Stated goal:
Each line that holds the string "komen" counts once; say how many such lines there are and add nothing.

Given records:
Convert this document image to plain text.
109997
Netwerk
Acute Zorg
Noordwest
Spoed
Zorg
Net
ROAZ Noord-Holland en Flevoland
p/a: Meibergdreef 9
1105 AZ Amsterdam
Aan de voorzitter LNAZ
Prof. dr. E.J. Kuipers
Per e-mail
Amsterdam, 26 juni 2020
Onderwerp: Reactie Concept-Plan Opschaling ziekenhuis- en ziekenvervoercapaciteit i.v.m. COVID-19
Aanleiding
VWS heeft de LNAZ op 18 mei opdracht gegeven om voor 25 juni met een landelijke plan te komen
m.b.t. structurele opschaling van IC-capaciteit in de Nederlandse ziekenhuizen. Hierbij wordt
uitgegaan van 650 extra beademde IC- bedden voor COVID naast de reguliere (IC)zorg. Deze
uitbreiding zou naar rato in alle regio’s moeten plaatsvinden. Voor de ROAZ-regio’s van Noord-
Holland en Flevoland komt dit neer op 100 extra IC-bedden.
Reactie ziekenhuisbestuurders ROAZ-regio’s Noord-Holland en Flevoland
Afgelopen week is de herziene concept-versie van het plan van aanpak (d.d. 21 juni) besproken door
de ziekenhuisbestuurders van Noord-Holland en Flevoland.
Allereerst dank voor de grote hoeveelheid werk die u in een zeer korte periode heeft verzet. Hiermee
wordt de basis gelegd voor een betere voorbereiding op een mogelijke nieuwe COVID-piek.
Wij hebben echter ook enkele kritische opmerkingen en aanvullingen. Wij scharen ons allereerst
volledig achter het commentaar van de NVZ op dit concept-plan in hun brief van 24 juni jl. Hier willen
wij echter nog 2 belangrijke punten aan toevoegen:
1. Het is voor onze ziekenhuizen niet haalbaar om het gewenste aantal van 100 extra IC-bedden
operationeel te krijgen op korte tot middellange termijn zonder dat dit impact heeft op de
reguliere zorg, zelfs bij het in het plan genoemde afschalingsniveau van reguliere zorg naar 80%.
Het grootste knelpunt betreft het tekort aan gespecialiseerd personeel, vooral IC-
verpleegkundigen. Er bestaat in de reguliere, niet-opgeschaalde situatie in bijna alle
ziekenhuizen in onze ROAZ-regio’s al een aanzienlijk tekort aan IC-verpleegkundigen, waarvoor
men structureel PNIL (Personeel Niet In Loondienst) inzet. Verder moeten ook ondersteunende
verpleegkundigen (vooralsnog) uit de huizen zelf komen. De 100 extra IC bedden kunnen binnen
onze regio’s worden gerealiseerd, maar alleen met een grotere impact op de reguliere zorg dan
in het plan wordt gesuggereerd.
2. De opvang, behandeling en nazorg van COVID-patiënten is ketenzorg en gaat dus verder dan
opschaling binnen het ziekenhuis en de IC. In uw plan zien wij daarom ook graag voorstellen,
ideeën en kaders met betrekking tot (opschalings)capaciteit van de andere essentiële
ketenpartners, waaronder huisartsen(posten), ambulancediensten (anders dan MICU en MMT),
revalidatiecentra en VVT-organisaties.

Correct result:
2